== WHAT IS ASKED ==
Keep only those lines of the records that include the string "pretend".

[Stored records]
================

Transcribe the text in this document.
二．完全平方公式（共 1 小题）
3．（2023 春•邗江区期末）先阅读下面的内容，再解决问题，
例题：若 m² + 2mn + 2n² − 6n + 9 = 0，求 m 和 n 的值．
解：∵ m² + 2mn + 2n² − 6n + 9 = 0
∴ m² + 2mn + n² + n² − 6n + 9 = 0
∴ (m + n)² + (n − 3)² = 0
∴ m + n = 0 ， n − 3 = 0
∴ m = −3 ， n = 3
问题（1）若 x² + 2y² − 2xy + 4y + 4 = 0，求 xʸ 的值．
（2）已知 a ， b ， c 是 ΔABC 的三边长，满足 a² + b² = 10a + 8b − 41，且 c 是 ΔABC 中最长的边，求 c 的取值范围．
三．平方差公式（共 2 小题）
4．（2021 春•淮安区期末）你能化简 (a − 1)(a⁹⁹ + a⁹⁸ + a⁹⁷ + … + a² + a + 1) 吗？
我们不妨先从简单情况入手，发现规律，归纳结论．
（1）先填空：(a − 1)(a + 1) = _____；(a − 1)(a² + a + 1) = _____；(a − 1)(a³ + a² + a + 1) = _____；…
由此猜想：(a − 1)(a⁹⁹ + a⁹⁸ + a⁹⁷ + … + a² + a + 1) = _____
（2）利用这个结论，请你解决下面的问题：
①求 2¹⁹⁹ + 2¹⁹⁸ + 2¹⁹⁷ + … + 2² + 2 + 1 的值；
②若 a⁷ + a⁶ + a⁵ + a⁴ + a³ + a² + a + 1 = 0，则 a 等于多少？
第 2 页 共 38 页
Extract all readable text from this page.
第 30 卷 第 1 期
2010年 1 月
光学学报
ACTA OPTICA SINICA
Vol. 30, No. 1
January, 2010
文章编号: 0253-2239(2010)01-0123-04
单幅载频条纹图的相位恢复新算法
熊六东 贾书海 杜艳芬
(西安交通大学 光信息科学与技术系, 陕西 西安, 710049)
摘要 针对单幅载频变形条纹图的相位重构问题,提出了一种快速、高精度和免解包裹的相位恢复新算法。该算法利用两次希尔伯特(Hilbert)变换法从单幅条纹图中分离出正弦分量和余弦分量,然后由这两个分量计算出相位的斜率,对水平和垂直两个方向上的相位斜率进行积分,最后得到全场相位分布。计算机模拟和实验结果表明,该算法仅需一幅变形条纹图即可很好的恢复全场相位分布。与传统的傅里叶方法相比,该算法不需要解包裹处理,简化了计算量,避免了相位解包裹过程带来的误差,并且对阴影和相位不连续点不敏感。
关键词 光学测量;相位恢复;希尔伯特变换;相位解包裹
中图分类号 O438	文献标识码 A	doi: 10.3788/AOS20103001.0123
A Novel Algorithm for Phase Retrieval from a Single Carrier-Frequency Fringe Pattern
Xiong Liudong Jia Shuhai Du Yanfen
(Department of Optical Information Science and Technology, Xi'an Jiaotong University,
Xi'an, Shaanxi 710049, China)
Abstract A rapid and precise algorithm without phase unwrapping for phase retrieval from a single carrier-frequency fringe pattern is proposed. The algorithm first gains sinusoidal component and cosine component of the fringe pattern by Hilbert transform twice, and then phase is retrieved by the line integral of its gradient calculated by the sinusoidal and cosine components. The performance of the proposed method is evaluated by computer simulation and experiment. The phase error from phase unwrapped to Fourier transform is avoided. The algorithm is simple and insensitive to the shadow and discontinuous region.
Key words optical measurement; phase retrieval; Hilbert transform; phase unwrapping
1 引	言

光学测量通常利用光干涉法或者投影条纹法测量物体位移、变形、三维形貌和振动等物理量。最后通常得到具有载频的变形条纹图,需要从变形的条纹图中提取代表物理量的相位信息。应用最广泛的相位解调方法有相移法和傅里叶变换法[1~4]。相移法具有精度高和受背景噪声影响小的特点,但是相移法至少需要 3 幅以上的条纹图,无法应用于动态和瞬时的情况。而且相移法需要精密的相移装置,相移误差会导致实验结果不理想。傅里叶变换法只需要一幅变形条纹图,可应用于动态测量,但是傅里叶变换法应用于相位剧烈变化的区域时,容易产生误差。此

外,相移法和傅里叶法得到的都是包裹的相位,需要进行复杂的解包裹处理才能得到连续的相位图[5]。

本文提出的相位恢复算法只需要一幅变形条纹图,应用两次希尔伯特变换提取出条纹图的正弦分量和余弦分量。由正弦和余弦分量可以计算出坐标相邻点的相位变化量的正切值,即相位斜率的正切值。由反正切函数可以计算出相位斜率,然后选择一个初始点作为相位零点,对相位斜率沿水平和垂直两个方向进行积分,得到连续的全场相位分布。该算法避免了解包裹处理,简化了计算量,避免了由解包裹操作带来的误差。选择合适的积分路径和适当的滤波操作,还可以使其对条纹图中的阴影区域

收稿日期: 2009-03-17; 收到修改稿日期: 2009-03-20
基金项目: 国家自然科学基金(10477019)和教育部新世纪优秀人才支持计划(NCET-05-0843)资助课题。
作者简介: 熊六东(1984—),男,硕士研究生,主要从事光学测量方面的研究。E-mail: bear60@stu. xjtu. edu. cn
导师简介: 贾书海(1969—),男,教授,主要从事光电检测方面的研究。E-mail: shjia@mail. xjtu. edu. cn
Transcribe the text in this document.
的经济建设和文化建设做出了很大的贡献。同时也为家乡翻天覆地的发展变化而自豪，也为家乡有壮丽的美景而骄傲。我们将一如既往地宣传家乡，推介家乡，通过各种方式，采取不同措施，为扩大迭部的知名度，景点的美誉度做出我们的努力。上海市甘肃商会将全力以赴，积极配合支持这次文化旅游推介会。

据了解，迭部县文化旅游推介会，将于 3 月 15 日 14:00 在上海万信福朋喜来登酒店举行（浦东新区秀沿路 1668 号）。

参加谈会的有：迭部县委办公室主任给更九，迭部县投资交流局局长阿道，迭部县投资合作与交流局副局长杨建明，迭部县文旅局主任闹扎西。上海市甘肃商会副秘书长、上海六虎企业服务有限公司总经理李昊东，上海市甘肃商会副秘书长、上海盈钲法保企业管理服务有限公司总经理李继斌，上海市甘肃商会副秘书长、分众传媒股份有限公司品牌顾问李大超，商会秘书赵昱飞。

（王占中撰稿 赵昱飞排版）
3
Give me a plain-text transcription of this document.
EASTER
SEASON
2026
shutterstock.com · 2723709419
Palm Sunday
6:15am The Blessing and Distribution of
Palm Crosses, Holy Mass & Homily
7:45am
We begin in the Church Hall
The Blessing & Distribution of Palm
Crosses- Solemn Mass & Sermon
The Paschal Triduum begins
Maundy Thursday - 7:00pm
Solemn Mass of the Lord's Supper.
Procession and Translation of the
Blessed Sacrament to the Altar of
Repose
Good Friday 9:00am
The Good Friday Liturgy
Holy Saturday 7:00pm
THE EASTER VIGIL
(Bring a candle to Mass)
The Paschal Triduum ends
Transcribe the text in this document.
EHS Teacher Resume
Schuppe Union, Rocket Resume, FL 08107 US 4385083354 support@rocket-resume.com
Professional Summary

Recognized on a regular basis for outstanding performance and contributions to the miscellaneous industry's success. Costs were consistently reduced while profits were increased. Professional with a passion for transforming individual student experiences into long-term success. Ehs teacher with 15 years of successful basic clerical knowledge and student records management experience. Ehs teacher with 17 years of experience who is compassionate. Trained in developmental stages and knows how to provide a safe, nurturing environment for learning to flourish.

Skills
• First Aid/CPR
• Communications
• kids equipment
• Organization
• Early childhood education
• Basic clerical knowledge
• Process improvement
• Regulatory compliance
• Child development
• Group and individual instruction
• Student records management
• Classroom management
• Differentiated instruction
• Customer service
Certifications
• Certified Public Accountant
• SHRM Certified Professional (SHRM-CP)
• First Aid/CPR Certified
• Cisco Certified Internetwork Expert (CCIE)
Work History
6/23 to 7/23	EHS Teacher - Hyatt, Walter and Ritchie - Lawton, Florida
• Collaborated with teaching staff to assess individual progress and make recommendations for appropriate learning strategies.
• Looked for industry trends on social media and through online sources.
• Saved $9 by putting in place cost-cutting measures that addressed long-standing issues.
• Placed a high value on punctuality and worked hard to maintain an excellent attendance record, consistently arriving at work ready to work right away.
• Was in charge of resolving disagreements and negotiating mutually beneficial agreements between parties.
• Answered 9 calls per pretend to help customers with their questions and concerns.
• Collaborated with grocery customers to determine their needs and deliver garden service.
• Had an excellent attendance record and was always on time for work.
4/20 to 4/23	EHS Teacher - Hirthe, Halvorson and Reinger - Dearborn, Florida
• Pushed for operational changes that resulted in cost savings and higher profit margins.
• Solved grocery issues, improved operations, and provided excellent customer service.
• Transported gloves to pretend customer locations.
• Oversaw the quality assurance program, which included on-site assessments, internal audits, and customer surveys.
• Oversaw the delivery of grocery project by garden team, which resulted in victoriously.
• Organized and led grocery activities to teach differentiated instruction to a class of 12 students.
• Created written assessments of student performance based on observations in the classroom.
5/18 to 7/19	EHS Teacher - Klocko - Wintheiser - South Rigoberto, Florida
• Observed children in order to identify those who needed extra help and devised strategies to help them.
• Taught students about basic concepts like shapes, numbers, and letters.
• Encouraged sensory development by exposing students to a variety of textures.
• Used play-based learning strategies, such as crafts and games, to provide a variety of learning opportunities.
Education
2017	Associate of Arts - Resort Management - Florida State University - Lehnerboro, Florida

================

== TASK RESPONSE ==
• Answered 9 calls per pretend to help customers with their questions and concerns.
• Transported gloves to pretend customer locations.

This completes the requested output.